→ TASK TO COMPLETE
Please repeat all of the listing exactly.
— Start of RECORDS FOR THE EXERCISE —
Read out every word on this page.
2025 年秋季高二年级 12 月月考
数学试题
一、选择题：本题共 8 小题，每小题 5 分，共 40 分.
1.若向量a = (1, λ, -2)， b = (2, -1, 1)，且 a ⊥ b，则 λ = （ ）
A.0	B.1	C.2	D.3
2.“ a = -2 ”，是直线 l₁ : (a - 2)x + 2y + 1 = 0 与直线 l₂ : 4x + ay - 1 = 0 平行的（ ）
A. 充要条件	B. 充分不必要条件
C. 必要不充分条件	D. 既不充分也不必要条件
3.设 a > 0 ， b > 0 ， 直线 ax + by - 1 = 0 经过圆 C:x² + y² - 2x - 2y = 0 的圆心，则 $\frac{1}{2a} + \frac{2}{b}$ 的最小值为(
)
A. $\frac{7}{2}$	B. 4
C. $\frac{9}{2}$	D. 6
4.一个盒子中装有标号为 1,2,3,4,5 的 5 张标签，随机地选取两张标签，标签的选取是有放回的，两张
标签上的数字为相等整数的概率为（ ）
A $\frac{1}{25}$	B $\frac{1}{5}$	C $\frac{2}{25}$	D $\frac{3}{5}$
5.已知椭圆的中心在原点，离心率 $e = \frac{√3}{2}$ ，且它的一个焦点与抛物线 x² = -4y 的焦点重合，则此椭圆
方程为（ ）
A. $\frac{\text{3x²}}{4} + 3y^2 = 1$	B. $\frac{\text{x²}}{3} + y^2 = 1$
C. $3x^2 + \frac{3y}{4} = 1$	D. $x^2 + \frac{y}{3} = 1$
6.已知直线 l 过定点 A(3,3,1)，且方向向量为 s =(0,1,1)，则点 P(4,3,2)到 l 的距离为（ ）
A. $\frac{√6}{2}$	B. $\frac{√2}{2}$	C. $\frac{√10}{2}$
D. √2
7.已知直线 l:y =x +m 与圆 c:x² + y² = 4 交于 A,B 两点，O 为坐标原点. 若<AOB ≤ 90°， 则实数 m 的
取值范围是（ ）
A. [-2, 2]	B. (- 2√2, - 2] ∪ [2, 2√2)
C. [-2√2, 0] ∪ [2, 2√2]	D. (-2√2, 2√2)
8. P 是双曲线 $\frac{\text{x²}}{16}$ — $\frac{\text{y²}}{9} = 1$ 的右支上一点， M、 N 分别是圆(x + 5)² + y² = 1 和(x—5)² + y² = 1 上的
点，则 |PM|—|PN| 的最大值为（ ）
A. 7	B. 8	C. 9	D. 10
— End of RECORDS FOR THE EXERCISE —
→ WRITTEN ANSWER
Read out every word on this page.
2025 年秋季高二年级 12 月月考
数学试题
一、选择题：本题共 8 小题，每小题 5 分，共 40 分.
1.若向量a = (1, λ, -2)， b = (2, -1, 1)，且 a ⊥ b，则 λ = （ ）
A.0	B.1	C.2	D.3
2.“ a = -2 ”，是直线 l₁ : (a - 2)x + 2y + 1 = 0 与直线 l₂ : 4x + ay - 1 = 0 平行的（ ）
A. 充要条件	B. 充分不必要条件
C. 必要不充分条件	D. 既不充分也不必要条件
3.设 a > 0 ， b > 0 ， 直线 ax + by - 1 = 0 经过圆 C:x² + y² - 2x - 2y = 0 的圆心，则 $\frac{1}{2a} + \frac{2}{b}$ 的最小值为(
)
A. $\frac{7}{2}$	B. 4
C. $\frac{9}{2}$	D. 6
4.一个盒子中装有标号为 1,2,3,4,5 的 5 张标签，随机地选取两张标签，标签的选取是有放回的，两张
标签上的数字为相等整数的概率为（ ）
A $\frac{1}{25}$	B $\frac{1}{5}$	C $\frac{2}{25}$	D $\frac{3}{5}$
5.已知椭圆的中心在原点，离心率 $e = \frac{√3}{2}$ ，且它的一个焦点与抛物线 x² = -4y 的焦点重合，则此椭圆
方程为（ ）
A. $\frac{\text{3x²}}{4} + 3y^2 = 1$	B. $\frac{\text{x²}}{3} + y^2 = 1$
C. $3x^2 + \frac{3y}{4} = 1$	D. $x^2 + \frac{y}{3} = 1$
6.已知直线 l 过定点 A(3,3,1)，且方向向量为 s =(0,1,1)，则点 P(4,3,2)到 l 的距离为（ ）
A. $\frac{√6}{2}$	B. $\frac{√2}{2}$	C. $\frac{√10}{2}$
D. √2
7.已知直线 l:y =x +m 与圆 c:x² + y² = 4 交于 A,B 两点，O 为坐标原点. 若<AOB ≤ 90°， 则实数 m 的
取值范围是（ ）
A. [-2, 2]	B. (- 2√2, - 2] ∪ [2, 2√2)
C. [-2√2, 0] ∪ [2, 2√2]	D. (-2√2, 2√2)
8. P 是双曲线 $\frac{\text{x²}}{16}$ — $\frac{\text{y²}}{9} = 1$ 的右支上一点， M、 N 分别是圆(x + 5)² + y² = 1 和(x—5)² + y² = 1 上的
点，则 |PM|—|PN| 的最大值为（ ）
A. 7	B. 8	C. 9	D. 10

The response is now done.